● **WORK TO COMPLETE**
Extract the listing below in full, unchanged.

Stored records

------

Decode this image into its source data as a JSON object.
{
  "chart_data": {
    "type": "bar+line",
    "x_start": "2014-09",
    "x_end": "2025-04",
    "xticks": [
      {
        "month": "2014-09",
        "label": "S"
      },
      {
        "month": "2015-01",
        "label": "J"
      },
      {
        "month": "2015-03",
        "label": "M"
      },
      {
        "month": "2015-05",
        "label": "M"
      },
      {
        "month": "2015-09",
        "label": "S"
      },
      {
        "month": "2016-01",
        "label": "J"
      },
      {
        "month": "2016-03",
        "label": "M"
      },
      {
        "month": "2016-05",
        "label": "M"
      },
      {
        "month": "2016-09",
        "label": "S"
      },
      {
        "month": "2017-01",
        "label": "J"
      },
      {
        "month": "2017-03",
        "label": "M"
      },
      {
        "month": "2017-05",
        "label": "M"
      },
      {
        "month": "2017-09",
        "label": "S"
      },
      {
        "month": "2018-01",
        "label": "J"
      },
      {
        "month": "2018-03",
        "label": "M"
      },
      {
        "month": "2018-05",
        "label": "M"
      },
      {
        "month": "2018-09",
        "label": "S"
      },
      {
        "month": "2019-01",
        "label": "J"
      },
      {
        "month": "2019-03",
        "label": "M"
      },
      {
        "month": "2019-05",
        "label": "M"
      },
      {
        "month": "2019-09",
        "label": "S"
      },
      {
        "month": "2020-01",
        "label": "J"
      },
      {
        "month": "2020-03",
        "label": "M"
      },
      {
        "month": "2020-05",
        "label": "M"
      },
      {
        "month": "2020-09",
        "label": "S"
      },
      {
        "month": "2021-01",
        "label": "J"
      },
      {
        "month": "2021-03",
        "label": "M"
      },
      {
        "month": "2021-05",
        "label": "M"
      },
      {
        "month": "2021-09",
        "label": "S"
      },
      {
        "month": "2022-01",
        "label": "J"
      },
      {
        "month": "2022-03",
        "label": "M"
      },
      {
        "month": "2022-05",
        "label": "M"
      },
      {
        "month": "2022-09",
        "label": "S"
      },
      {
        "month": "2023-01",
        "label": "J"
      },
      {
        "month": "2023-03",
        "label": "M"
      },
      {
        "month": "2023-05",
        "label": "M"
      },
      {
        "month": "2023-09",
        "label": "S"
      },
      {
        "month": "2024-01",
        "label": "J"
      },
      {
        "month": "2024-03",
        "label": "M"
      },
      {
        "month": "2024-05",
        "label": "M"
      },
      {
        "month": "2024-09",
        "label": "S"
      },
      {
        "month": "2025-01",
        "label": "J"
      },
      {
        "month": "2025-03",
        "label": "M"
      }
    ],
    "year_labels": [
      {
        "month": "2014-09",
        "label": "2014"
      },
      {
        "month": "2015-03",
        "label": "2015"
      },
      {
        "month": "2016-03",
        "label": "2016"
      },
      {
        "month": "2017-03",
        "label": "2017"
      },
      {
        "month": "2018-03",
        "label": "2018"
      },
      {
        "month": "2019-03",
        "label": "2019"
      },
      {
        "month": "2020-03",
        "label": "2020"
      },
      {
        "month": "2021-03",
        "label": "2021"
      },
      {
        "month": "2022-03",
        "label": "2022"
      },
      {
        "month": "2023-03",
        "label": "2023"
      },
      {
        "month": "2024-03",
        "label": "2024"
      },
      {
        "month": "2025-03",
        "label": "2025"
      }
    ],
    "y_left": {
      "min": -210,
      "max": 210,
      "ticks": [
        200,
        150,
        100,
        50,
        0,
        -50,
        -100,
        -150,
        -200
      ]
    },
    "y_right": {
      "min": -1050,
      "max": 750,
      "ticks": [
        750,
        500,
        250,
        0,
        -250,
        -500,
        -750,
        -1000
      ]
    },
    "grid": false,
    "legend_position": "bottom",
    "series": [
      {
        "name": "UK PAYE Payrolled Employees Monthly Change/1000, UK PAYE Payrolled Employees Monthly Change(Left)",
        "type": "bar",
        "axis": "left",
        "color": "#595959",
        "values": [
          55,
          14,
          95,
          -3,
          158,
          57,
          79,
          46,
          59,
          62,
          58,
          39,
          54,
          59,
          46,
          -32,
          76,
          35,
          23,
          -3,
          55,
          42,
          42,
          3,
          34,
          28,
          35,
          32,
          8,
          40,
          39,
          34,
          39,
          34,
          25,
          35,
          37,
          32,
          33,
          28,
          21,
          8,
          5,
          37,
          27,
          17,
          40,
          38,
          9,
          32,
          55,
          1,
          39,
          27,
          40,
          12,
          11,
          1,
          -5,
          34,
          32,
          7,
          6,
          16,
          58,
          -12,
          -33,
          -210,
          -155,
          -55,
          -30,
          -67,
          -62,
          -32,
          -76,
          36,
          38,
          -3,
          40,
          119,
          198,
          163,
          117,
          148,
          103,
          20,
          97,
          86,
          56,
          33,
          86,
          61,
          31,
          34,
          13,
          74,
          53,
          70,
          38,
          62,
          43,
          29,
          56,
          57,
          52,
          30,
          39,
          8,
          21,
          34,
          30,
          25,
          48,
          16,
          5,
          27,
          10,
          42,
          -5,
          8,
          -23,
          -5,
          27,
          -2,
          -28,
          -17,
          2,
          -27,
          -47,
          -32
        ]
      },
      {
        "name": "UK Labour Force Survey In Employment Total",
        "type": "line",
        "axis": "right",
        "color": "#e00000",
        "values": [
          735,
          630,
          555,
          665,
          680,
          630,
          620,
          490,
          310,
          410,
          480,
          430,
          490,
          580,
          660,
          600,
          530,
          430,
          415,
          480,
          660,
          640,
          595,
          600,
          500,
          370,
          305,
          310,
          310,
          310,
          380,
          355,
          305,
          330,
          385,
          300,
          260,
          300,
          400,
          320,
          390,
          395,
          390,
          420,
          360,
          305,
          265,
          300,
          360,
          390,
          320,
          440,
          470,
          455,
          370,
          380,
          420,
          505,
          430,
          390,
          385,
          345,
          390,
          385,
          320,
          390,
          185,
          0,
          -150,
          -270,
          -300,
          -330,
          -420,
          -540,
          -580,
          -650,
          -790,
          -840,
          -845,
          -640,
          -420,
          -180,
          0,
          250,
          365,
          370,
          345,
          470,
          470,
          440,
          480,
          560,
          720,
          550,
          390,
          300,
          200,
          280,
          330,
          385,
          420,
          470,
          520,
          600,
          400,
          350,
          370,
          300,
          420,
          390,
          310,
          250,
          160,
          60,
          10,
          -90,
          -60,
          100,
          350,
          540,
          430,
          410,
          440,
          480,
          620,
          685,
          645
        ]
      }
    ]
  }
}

------

● **RESPONSE**
Decode this image into its source data as a JSON object.
{
  "chart_data": {
    "type": "bar+line",
    "x_start": "2014-09",
    "x_end": "2025-04",
    "xticks": [
      {
        "month": "2014-09",
        "label": "S"
      },
      {
        "month": "2015-01",
        "label": "J"
      },
      {
        "month": "2015-03",
        "label": "M"
      },
      {
        "month": "2015-05",
        "label": "M"
      },
      {
        "month": "2015-09",
        "label": "S"
      },
      {
        "month": "2016-01",
        "label": "J"
      },
      {
        "month": "2016-03",
        "label": "M"
      },
      {
        "month": "2016-05",
        "label": "M"
      },
      {
        "month": "2016-09",
        "label": "S"
      },
      {
        "month": "2017-01",
        "label": "J"
      },
      {
        "month": "2017-03",
        "label": "M"
      },
      {
        "month": "2017-05",
        "label": "M"
      },
      {
        "month": "2017-09",
        "label": "S"
      },
      {
        "month": "2018-01",
        "label": "J"
      },
      {
        "month": "2018-03",
        "label": "M"
      },
      {
        "month": "2018-05",
        "label": "M"
      },
      {
        "month": "2018-09",
        "label": "S"
      },
      {
        "month": "2019-01",
        "label": "J"
      },
      {
        "month": "2019-03",
        "label": "M"
      },
      {
        "month": "2019-05",
        "label": "M"
      },
      {
        "month": "2019-09",
        "label": "S"
      },
      {
        "month": "2020-01",
        "label": "J"
      },
      {
        "month": "2020-03",
        "label": "M"
      },
      {
        "month": "2020-05",
        "label": "M"
      },
      {
        "month": "2020-09",
        "label": "S"
      },
      {
        "month": "2021-01",
        "label": "J"
      },
      {
        "month": "2021-03",
        "label": "M"
      },
      {
        "month": "2021-05",
        "label": "M"
      },
      {
        "month": "2021-09",
        "label": "S"
      },
      {
        "month": "2022-01",
        "label": "J"
      },
      {
        "month": "2022-03",
        "label": "M"
      },
      {
        "month": "2022-05",
        "label": "M"
      },
      {
        "month": "2022-09",
        "label": "S"
      },
      {
        "month": "2023-01",
        "label": "J"
      },
      {
        "month": "2023-03",
        "label": "M"
      },
      {
        "month": "2023-05",
        "label": "M"
      },
      {
        "month": "2023-09",
        "label": "S"
      },
      {
        "month": "2024-01",
        "label": "J"
      },
      {
        "month": "2024-03",
        "label": "M"
      },
      {
        "month": "2024-05",
        "label": "M"
      },
      {
        "month": "2024-09",
        "label": "S"
      },
      {
        "month": "2025-01",
        "label": "J"
      },
      {
        "month": "2025-03",
        "label": "M"
      }
    ],
    "year_labels": [
      {
        "month": "2014-09",
        "label": "2014"
      },
      {
        "month": "2015-03",
        "label": "2015"
      },
      {
        "month": "2016-03",
        "label": "2016"
      },
      {
        "month": "2017-03",
        "label": "2017"
      },
      {
        "month": "2018-03",
        "label": "2018"
      },
      {
        "month": "2019-03",
        "label": "2019"
      },
      {
        "month": "2020-03",
        "label": "2020"
      },
      {
        "month": "2021-03",
        "label": "2021"
      },
      {
        "month": "2022-03",
        "label": "2022"
      },
      {
        "month": "2023-03",
        "label": "2023"
      },
      {
        "month": "2024-03",
        "label": "2024"
      },
      {
        "month": "2025-03",
        "label": "2025"
      }
    ],
    "y_left": {
      "min": -210,
      "max": 210,
      "ticks": [
        200,
        150,
        100,
        50,
        0,
        -50,
        -100,
        -150,
        -200
      ]
    },
    "y_right": {
      "min": -1050,
      "max": 750,
      "ticks": [
        750,
        500,
        250,
        0,
        -250,
        -500,
        -750,
        -1000
      ]
    },
    "grid": false,
    "legend_position": "bottom",
    "series": [
      {
        "name": "UK PAYE Payrolled Employees Monthly Change/1000, UK PAYE Payrolled Employees Monthly Change(Left)",
        "type": "bar",
        "axis": "left",
        "color": "#595959",
        "values": [
          55,
          14,
          95,
          -3,
          158,
          57,
          79,
          46,
          59,
          62,
          58,
          39,
          54,
          59,
          46,
          -32,
          76,
          35,
          23,
          -3,
          55,
          42,
          42,
          3,
          34,
          28,
          35,
          32,
          8,
          40,
          39,
          34,
          39,
          34,
          25,
          35,
          37,
          32,
          33,
          28,
          21,
          8,
          5,
          37,
          27,
          17,
          40,
          38,
          9,
          32,
          55,
          1,
          39,
          27,
          40,
          12,
          11,
          1,
          -5,
          34,
          32,
          7,
          6,
          16,
          58,
          -12,
          -33,
          -210,
          -155,
          -55,
          -30,
          -67,
          -62,
          -32,
          -76,
          36,
          38,
          -3,
          40,
          119,
          198,
          163,
          117,
          148,
          103,
          20,
          97,
          86,
          56,
          33,
          86,
          61,
          31,
          34,
          13,
          74,
          53,
          70,
          38,
          62,
          43,
          29,
          56,
          57,
          52,
          30,
          39,
          8,
          21,
          34,
          30,
          25,
          48,
          16,
          5,
          27,
          10,
          42,
          -5,
          8,
          -23,
          -5,
          27,
          -2,
          -28,
          -17,
          2,
          -27,
          -47,
          -32
        ]
      },
      {
        "name": "UK Labour Force Survey In Employment Total",
        "type": "line",
        "axis": "right",
        "color": "#e00000",
        "values": [
          735,
          630,
          555,
          665,
          680,
          630,
          620,
          490,
          310,
          410,
          480,
          430,
          490,
          580,
          660,
          600,
          530,
          430,
          415,
          480,
          660,
          640,
          595,
          600,
          500,
          370,
          305,
          310,
          310,
          310,
          380,
          355,
          305,
          330,
          385,
          300,
          260,
          300,
          400,
          320,
          390,
          395,
          390,
          420,
          360,
          305,
          265,
          300,
          360,
          390,
          320,
          440,
          470,
          455,
          370,
          380,
          420,
          505,
          430,
          390,
          385,
          345,
          390,
          385,
          320,
          390,
          185,
          0,
          -150,
          -270,
          -300,
          -330,
          -420,
          -540,
          -580,
          -650,
          -790,
          -840,
          -845,
          -640,
          -420,
          -180,
          0,
          250,
          365,
          370,
          345,
          470,
          470,
          440,
          480,
          560,
          720,
          550,
          390,
          300,
          200,
          280,
          330,
          385,
          420,
          470,
          520,
          600,
          400,
          350,
          370,
          300,
          420,
          390,
          310,
          250,
          160,
          60,
          10,
          -90,
          -60,
          100,
          350,
          540,
          430,
          410,
          440,
          480,
          620,
          685,
          645
        ]
      }
    ]
  }
}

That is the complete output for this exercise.